--- RECORDS FOR THIS TASK ---

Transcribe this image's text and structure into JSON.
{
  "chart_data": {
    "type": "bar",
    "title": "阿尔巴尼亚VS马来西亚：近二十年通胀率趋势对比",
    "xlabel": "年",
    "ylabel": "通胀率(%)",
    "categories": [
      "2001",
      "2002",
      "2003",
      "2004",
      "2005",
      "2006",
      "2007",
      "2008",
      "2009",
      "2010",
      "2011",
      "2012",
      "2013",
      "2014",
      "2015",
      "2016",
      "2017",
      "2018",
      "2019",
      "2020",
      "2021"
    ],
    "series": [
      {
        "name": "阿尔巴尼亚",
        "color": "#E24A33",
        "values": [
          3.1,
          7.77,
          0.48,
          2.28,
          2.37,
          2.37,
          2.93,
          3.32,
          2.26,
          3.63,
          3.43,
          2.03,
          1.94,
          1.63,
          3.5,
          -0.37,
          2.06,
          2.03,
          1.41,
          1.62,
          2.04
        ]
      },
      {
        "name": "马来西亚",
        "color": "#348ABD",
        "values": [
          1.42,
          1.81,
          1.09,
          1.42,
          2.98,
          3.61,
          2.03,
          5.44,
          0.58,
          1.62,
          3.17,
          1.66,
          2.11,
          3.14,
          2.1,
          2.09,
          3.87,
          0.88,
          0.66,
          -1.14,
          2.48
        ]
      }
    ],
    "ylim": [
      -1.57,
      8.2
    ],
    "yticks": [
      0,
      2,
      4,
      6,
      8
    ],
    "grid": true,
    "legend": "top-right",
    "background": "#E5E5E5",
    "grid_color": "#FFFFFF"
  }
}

---

WRITTEN EXERCISE
Retype the whole listing above exactly.

OUTPUT OF THE EXERCISE
Transcribe this image's text and structure into JSON.
{
  "chart_data": {
    "type": "bar",
    "title": "阿尔巴尼亚VS马来西亚：近二十年通胀率趋势对比",
    "xlabel": "年",
    "ylabel": "通胀率(%)",
    "categories": [
      "2001",
      "2002",
      "2003",
      "2004",
      "2005",
      "2006",
      "2007",
      "2008",
      "2009",
      "2010",
      "2011",
      "2012",
      "2013",
      "2014",
      "2015",
      "2016",
      "2017",
      "2018",
      "2019",
      "2020",
      "2021"
    ],
    "series": [
      {
        "name": "阿尔巴尼亚",
        "color": "#E24A33",
        "values": [
          3.1,
          7.77,
          0.48,
          2.28,
          2.37,
          2.37,
          2.93,
          3.32,
          2.26,
          3.63,
          3.43,
          2.03,
          1.94,
          1.63,
          3.5,
          -0.37,
          2.06,
          2.03,
          1.41,
          1.62,
          2.04
        ]
      },
      {
        "name": "马来西亚",
        "color": "#348ABD",
        "values": [
          1.42,
          1.81,
          1.09,
          1.42,
          2.98,
          3.61,
          2.03,
          5.44,
          0.58,
          1.62,
          3.17,
          1.66,
          2.11,
          3.14,
          2.1,
          2.09,
          3.87,
          0.88,
          0.66,
          -1.14,
          2.48
        ]
      }
    ],
    "ylim": [
      -1.57,
      8.2
    ],
    "yticks": [
      0,
      2,
      4,
      6,
      8
    ],
    "grid": true,
    "legend": "top-right",
    "background": "#E5E5E5",
    "grid_color": "#FFFFFF"
  }
}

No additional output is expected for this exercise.